▶ [Task objective]: Check every line below for the string "APPEAR", and copy the lines that contain it.

▶ [Given entries]:

▽

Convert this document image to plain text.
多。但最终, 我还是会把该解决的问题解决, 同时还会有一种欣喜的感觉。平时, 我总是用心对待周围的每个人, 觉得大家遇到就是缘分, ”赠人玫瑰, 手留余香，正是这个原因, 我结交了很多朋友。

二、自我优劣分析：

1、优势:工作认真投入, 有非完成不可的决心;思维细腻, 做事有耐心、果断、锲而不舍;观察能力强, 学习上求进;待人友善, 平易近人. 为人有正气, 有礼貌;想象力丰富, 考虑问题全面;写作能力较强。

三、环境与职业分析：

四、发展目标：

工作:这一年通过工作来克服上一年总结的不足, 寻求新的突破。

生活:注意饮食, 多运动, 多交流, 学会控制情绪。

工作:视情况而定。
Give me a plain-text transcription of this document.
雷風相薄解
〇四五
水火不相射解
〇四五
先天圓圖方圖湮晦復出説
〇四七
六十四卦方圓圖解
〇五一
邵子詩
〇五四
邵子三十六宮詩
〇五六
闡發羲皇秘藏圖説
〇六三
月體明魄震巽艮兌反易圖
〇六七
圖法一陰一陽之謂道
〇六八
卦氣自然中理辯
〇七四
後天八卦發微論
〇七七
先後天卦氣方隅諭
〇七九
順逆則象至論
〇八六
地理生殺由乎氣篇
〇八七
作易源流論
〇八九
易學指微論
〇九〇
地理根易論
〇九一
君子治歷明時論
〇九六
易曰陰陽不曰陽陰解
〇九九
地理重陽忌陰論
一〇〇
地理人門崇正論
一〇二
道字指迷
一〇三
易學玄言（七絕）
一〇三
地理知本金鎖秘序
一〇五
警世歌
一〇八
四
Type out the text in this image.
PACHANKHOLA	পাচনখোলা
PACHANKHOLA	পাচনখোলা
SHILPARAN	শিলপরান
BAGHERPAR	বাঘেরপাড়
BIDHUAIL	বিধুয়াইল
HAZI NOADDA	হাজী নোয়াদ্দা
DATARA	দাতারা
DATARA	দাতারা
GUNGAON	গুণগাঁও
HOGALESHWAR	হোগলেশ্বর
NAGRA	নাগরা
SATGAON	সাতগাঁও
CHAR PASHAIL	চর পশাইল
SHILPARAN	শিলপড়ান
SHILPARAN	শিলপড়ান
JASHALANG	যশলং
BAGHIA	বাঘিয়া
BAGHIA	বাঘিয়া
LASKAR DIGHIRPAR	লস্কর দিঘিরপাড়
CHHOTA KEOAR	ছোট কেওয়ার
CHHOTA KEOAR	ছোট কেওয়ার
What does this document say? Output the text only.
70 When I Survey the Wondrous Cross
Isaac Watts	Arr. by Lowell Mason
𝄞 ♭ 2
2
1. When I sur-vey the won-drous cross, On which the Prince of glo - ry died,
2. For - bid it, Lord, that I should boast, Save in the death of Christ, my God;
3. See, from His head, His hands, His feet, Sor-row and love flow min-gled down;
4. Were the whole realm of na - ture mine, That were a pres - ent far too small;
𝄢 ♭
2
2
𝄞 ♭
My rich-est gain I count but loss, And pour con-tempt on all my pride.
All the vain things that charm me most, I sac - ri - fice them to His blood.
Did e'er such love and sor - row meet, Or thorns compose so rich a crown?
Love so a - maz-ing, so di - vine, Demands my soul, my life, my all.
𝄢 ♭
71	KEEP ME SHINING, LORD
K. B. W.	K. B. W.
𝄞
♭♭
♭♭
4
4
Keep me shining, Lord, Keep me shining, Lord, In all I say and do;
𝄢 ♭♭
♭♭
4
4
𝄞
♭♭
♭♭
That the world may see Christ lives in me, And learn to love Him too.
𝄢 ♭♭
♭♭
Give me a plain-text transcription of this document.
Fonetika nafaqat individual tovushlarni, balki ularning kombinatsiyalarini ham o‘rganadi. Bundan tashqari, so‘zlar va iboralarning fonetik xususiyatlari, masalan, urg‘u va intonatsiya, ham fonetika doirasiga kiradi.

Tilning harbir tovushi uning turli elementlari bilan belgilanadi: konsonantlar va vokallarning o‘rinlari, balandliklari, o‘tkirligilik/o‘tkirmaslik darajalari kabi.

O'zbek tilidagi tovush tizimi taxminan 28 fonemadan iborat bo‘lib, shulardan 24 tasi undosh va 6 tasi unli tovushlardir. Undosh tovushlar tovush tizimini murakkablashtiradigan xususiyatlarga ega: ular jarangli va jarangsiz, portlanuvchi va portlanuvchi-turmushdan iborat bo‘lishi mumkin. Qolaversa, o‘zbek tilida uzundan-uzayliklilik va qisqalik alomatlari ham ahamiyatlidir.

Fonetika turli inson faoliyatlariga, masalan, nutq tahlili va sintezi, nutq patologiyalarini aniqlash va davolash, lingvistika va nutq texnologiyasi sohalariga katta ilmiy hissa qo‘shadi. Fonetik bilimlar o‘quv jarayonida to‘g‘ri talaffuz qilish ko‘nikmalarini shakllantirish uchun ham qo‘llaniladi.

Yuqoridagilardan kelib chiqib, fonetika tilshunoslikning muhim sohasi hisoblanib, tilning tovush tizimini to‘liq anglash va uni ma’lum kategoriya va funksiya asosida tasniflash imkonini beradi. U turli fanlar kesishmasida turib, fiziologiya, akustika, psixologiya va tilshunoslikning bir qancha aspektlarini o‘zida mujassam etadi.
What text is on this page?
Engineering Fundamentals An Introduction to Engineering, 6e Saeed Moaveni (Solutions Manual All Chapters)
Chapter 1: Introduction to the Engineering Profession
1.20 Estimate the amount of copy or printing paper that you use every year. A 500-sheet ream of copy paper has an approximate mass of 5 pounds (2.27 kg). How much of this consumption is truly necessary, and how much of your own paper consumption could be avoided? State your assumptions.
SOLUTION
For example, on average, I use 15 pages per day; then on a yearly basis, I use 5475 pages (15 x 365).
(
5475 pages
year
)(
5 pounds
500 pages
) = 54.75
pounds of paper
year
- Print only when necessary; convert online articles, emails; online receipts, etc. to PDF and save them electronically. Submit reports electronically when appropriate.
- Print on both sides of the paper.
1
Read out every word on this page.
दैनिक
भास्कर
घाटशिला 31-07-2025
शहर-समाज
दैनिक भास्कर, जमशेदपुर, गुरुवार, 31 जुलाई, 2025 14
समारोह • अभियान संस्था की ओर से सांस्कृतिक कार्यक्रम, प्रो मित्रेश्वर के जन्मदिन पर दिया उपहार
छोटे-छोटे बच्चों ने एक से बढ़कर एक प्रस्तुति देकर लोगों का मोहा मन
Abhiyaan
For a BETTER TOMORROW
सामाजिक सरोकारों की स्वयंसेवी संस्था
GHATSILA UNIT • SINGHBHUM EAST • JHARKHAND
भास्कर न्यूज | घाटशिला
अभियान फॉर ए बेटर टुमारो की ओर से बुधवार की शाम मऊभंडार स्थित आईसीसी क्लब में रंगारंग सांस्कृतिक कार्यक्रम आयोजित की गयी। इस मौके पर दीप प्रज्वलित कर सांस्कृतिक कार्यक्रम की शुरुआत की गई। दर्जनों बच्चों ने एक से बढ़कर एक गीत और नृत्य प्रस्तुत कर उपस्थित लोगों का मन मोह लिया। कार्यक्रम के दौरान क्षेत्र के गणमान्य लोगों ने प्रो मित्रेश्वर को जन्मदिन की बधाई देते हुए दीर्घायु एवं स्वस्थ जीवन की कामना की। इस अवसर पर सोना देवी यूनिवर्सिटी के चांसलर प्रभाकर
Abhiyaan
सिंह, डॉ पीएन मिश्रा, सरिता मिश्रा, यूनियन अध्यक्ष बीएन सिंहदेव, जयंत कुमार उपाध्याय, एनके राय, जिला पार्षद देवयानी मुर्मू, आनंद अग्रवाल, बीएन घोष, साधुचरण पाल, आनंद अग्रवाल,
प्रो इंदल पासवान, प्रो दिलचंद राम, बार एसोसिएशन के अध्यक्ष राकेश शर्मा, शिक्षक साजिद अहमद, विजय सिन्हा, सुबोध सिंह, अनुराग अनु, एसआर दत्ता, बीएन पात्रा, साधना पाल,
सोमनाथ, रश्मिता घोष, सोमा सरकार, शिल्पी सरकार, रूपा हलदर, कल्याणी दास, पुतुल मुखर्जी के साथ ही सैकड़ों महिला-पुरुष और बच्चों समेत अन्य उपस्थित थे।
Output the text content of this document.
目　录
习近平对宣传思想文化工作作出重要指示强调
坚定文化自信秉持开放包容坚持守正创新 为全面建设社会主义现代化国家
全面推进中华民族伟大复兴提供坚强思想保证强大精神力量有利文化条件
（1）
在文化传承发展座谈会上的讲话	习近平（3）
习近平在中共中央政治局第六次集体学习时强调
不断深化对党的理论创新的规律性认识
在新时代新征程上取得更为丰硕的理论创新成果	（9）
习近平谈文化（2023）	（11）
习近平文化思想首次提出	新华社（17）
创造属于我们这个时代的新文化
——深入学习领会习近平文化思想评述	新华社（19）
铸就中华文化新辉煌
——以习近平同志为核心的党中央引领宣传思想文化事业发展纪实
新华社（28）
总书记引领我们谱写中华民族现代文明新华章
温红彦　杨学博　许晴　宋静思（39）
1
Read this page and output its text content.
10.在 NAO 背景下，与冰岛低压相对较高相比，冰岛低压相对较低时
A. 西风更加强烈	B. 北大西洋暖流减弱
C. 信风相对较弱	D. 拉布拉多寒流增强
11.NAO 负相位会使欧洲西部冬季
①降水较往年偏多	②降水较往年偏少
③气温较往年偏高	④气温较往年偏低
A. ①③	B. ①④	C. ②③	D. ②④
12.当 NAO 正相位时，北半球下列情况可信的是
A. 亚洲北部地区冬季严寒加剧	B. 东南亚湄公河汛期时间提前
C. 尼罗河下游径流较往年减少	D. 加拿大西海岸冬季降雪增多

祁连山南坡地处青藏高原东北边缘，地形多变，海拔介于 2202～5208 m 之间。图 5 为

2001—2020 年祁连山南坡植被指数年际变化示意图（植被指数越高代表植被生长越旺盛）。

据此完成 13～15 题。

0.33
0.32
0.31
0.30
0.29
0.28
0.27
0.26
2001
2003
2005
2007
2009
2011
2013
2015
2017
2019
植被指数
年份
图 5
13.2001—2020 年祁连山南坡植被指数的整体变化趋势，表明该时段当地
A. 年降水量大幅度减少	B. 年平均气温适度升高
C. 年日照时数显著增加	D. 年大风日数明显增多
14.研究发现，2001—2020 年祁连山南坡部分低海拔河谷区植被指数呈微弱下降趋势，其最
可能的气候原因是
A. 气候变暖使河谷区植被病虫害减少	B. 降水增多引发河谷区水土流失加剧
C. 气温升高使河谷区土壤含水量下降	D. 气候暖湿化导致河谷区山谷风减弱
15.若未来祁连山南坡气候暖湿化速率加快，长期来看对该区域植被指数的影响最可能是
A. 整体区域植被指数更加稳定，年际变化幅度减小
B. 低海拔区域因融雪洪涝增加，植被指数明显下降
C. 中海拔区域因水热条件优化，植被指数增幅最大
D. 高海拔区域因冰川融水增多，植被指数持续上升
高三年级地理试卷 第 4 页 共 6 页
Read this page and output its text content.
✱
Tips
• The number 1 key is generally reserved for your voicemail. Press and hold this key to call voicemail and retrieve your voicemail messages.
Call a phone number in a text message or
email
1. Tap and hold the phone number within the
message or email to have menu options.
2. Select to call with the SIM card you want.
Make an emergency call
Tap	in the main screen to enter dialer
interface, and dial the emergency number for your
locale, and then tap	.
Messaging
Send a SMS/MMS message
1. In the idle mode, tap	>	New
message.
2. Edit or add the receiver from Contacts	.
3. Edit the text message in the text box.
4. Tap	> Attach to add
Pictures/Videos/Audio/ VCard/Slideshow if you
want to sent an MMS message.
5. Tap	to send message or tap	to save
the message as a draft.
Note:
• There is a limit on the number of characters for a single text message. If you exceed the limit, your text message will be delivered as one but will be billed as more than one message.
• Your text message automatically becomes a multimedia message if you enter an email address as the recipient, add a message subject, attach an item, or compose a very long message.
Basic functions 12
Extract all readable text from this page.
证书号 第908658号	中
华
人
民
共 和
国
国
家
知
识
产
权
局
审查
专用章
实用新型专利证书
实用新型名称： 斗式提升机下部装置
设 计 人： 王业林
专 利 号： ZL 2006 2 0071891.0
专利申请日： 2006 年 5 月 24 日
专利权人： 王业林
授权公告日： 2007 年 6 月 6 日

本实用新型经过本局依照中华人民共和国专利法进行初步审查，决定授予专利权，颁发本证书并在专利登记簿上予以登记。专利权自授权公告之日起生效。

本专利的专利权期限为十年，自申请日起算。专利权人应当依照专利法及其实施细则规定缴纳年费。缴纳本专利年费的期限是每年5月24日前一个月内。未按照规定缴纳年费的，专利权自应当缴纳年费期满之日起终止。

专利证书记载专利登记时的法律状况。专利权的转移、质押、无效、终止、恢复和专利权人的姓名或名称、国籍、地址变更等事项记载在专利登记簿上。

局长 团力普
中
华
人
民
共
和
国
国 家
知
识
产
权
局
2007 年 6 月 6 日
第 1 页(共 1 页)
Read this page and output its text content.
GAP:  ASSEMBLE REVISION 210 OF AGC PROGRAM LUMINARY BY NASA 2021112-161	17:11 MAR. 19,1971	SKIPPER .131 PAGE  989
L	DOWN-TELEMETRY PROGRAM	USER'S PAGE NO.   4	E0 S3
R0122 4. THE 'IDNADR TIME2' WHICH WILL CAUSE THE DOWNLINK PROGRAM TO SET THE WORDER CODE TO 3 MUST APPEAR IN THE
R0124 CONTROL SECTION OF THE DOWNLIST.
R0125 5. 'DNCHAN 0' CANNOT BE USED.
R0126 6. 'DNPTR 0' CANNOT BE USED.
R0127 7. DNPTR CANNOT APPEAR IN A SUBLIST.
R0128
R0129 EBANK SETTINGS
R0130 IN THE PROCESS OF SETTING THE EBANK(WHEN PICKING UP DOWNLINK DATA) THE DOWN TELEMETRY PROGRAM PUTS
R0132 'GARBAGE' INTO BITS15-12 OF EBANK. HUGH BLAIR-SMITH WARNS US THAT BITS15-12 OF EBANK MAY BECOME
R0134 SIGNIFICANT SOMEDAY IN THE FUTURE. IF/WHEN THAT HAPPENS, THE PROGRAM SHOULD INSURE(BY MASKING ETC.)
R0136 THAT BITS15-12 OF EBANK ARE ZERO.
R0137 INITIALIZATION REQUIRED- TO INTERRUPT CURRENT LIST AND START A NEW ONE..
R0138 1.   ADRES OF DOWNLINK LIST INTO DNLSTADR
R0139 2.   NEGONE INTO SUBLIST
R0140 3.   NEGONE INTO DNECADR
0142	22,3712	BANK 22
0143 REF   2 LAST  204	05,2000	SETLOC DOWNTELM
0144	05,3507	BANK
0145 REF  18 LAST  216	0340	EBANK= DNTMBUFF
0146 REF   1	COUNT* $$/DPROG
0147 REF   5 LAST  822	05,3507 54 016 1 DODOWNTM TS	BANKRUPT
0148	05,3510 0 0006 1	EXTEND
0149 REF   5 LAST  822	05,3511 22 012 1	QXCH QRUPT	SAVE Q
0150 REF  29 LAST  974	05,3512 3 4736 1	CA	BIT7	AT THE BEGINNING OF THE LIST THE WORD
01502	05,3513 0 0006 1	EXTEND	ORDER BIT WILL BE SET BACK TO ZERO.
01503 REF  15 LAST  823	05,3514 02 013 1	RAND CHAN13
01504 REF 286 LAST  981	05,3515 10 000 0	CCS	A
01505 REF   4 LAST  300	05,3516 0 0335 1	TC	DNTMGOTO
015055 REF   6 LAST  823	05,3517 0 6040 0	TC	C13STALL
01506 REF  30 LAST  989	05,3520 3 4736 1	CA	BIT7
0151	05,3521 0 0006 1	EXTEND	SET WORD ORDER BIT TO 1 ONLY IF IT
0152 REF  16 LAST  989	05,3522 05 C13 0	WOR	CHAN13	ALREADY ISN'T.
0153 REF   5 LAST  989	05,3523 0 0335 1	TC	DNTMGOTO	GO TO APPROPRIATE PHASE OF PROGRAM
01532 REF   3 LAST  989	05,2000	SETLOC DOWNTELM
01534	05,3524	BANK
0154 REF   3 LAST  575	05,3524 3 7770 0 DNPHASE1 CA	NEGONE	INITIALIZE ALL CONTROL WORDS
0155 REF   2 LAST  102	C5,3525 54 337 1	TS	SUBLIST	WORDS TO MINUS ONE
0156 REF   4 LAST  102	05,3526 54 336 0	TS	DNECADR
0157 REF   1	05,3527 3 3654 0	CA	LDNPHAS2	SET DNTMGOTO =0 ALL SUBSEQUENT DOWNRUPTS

△

▶ [Result]:
R0122 4. THE 'IDNADR TIME2' WHICH WILL CAUSE THE DOWNLINK PROGRAM TO SET THE WORDER CODE TO 3 MUST APPEAR IN THE
R0127 7. DNPTR CANNOT APPEAR IN A SUBLIST.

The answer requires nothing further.